-- Begin INFORMATION GIVEN --
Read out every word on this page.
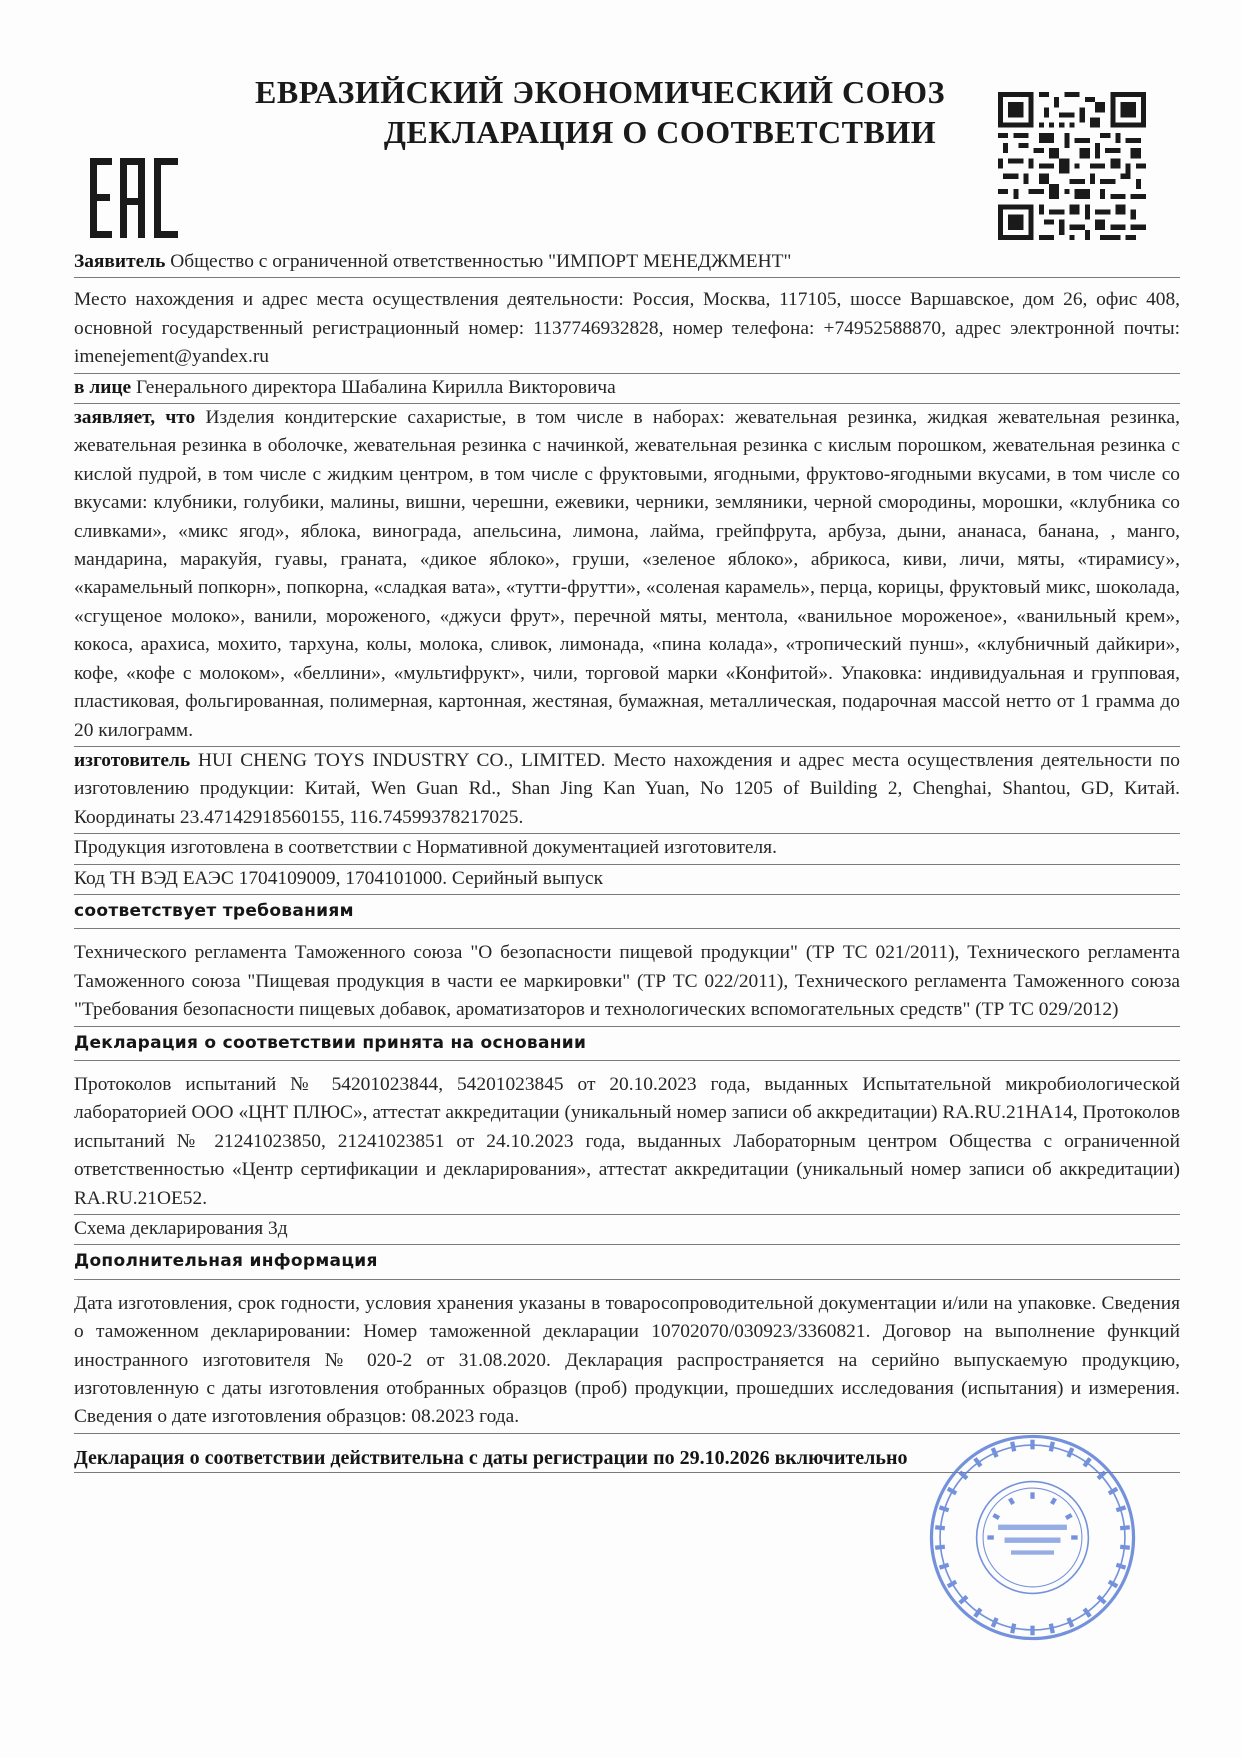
ЕВРАЗИЙСКИЙ ЭКОНОМИЧЕСКИЙ СОЮЗ
ДЕКЛАРАЦИЯ О СООТВЕТСТВИИ
Заявитель Общество с ограниченной ответственностью "ИМПОРТ МЕНЕДЖМЕНТ"
Место нахождения и адрес места осуществления деятельности: Россия, Москва, 117105, шоссе Варшавское, дом 26, офис 408, основной государственный регистрационный номер: 1137746932828, номер телефона: +74952588870, адрес электронной почты: imenejement@yandex.ru
в лице Генерального директора Шабалина Кирилла Викторовича
заявляет, что Изделия кондитерские сахаристые, в том числе в наборах: жевательная резинка, жидкая жевательная резинка, жевательная резинка в оболочке, жевательная резинка с начинкой, жевательная резинка с кислым порошком, жевательная резинка с кислой пудрой, в том числе с жидким центром, в том числе с фруктовыми, ягодными, фруктово-ягодными вкусами, в том числе со вкусами: клубники, голубики, малины, вишни, черешни, ежевики, черники, земляники, черной смородины, морошки, «клубника со сливками», «микс ягод», яблока, винограда, апельсина, лимона, лайма, грейпфрута, арбуза, дыни, ананаса, банана, , манго, мандарина, маракуйя, гуавы, граната, «дикое яблоко», груши, «зеленое яблоко», абрикоса, киви, личи, мяты, «тирамису», «карамельный попкорн», попкорна, «сладкая вата», «тутти-фрутти», «соленая карамель», перца, корицы, фруктовый микс, шоколада, «сгущеное молоко», ванили, мороженого, «джуси фрут», перечной мяты, ментола, «ванильное мороженое», «ванильный крем», кокоса, арахиса, мохито, тархуна, колы, молока, сливок, лимонада, «пина колада», «тропический пунш», «клубничный дайкири», кофе, «кофе с молоком», «беллини», «мультифрукт», чили, торговой марки «Конфитой». Упаковка: индивидуальная и групповая, пластиковая, фольгированная, полимерная, картонная, жестяная, бумажная, металлическая, подарочная массой нетто от 1 грамма до 20 килограмм.
изготовитель HUI CHENG TOYS INDUSTRY CO., LIMITED. Место нахождения и адрес места осуществления деятельности по изготовлению продукции: Китай, Wen Guan Rd., Shan Jing Kan Yuan, No 1205 of Building 2, Chenghai, Shantou, GD, Китай. Координаты 23.47142918560155, 116.74599378217025.
Продукция изготовлена в соответствии с Нормативной документацией изготовителя.
Код ТН ВЭД ЕАЭС 1704109009, 1704101000. Серийный выпуск
соответствует требованиям
Технического регламента Таможенного союза "О безопасности пищевой продукции" (ТР ТС 021/2011), Технического регламента Таможенного союза "Пищевая продукция в части ее маркировки" (ТР ТС 022/2011), Технического регламента Таможенного союза "Требования безопасности пищевых добавок, ароматизаторов и технологических вспомогательных средств" (ТР ТС 029/2012)
Декларация о соответствии принята на основании
Протоколов испытаний № 54201023844, 54201023845 от 20.10.2023 года, выданных Испытательной микробиологической лабораторией ООО «ЦНТ ПЛЮС», аттестат аккредитации (уникальный номер записи об аккредитации) RA.RU.21НА14, Протоколов испытаний № 21241023850, 21241023851 от 24.10.2023 года, выданных Лабораторным центром Общества с ограниченной ответственностью «Центр сертификации и декларирования», аттестат аккредитации (уникальный номер записи об аккредитации) RA.RU.21ОЕ52.
Схема декларирования 3д
Дополнительная информация
Дата изготовления, срок годности, условия хранения указаны в товаросопроводительной документации и/или на упаковке. Сведения о таможенном декларировании: Номер таможенной декларации 10702070/030923/3360821. Договор на выполнение функций иностранного изготовителя № 020-2 от 31.08.2020. Декларация распространяется на серийно выпускаемую продукцию, изготовленную с даты изготовления отобранных образцов (проб) продукции, прошедших исследования (испытания) и измерения. Сведения о дате изготовления образцов: 08.2023 года.
Декларация о соответствии действительна с даты регистрации по 29.10.2026 включительно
-- End INFORMATION GIVEN --
• **STATED PROBLEM**:
The word "осуществления" may appear on some lines of these records; state how many such lines there are, and nothing else.

• **RESPONSE TO THE TASK**:
2